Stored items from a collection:
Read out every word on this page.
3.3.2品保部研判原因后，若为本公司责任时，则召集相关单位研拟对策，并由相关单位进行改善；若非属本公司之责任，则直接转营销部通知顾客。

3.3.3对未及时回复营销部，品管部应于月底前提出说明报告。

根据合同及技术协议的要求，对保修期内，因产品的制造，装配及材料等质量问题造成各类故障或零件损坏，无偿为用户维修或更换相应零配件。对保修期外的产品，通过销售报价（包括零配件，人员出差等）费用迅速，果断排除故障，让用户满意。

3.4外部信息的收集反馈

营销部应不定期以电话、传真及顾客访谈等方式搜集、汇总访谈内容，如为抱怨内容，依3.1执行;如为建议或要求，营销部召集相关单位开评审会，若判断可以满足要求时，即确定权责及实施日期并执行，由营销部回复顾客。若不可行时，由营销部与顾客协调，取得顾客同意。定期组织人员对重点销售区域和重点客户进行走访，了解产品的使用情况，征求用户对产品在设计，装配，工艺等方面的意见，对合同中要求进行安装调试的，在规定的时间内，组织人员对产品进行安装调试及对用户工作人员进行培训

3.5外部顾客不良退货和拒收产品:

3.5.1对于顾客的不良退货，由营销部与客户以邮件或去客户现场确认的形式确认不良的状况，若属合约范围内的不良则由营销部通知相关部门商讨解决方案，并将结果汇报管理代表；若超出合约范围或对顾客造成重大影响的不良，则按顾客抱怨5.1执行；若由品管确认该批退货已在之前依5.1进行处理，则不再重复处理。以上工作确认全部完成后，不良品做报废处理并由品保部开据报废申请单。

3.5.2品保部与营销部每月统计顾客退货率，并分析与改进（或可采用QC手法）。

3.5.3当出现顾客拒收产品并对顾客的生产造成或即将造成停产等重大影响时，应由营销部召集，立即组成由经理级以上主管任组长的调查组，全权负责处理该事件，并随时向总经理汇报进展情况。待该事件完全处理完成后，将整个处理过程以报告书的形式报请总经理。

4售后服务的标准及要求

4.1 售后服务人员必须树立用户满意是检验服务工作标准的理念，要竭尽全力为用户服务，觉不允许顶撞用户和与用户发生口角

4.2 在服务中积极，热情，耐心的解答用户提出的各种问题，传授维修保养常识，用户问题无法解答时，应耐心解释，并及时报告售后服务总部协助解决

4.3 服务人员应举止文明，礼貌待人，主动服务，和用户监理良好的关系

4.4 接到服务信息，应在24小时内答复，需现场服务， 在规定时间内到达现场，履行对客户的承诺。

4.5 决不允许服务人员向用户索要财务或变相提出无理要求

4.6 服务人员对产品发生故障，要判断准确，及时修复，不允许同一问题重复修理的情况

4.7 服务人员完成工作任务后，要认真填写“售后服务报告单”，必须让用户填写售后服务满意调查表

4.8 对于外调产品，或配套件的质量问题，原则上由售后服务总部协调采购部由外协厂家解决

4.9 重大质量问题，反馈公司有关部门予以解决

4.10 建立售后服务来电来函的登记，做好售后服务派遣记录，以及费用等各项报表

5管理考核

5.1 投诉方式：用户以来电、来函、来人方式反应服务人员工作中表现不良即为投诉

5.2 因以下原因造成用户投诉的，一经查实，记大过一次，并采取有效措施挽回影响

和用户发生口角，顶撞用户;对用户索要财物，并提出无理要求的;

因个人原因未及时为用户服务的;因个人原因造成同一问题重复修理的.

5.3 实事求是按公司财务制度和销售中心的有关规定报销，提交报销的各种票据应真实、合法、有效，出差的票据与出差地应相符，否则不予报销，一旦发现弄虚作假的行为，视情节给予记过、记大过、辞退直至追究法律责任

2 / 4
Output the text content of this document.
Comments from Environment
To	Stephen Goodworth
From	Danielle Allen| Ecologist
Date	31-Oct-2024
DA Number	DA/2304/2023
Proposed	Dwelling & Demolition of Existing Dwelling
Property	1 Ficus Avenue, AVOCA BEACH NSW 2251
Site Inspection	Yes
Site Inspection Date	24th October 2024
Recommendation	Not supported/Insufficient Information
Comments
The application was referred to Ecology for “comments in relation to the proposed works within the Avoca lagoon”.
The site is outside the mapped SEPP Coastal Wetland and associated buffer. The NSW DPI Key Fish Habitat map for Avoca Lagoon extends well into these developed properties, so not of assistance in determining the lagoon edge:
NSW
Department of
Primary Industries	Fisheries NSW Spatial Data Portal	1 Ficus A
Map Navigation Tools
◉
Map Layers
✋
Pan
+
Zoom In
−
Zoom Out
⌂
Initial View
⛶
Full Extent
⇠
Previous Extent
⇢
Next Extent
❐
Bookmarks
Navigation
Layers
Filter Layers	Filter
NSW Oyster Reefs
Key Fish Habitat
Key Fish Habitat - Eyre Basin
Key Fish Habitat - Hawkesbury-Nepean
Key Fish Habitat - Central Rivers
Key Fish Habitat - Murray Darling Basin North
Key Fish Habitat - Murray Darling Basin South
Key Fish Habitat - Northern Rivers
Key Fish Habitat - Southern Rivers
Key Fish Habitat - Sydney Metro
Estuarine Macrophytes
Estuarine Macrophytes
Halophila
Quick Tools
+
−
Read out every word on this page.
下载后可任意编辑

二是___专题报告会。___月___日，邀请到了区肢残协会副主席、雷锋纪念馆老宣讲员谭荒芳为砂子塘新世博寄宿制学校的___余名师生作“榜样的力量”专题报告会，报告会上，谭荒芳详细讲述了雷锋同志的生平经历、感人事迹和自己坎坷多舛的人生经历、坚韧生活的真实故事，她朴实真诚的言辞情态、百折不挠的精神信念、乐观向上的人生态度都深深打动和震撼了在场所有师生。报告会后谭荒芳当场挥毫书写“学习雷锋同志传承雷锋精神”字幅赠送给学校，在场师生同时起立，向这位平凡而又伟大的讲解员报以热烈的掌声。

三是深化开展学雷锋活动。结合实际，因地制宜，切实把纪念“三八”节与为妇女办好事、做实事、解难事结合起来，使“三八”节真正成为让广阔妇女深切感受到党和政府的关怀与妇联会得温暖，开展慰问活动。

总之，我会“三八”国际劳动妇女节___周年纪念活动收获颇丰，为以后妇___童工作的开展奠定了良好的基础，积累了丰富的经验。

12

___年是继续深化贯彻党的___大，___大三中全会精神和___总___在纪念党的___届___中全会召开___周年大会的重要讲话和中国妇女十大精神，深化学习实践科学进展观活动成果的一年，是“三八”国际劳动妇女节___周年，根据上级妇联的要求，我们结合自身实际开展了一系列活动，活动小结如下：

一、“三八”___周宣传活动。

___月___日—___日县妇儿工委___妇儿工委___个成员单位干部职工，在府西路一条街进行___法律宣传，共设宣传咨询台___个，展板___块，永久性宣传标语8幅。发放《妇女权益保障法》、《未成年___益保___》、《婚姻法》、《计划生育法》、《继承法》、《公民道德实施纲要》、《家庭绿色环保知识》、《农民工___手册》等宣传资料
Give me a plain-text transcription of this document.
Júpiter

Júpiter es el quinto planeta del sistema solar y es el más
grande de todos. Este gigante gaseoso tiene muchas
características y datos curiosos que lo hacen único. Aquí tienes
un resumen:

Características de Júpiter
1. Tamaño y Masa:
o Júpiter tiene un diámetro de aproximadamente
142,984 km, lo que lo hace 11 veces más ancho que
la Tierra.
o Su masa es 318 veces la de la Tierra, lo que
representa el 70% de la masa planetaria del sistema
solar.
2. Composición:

__GIVEN TASK__. In the records above, how many lines contain the string "Inspection"? State that number only.

__OUTPUT OF THE EXERCISE__. 2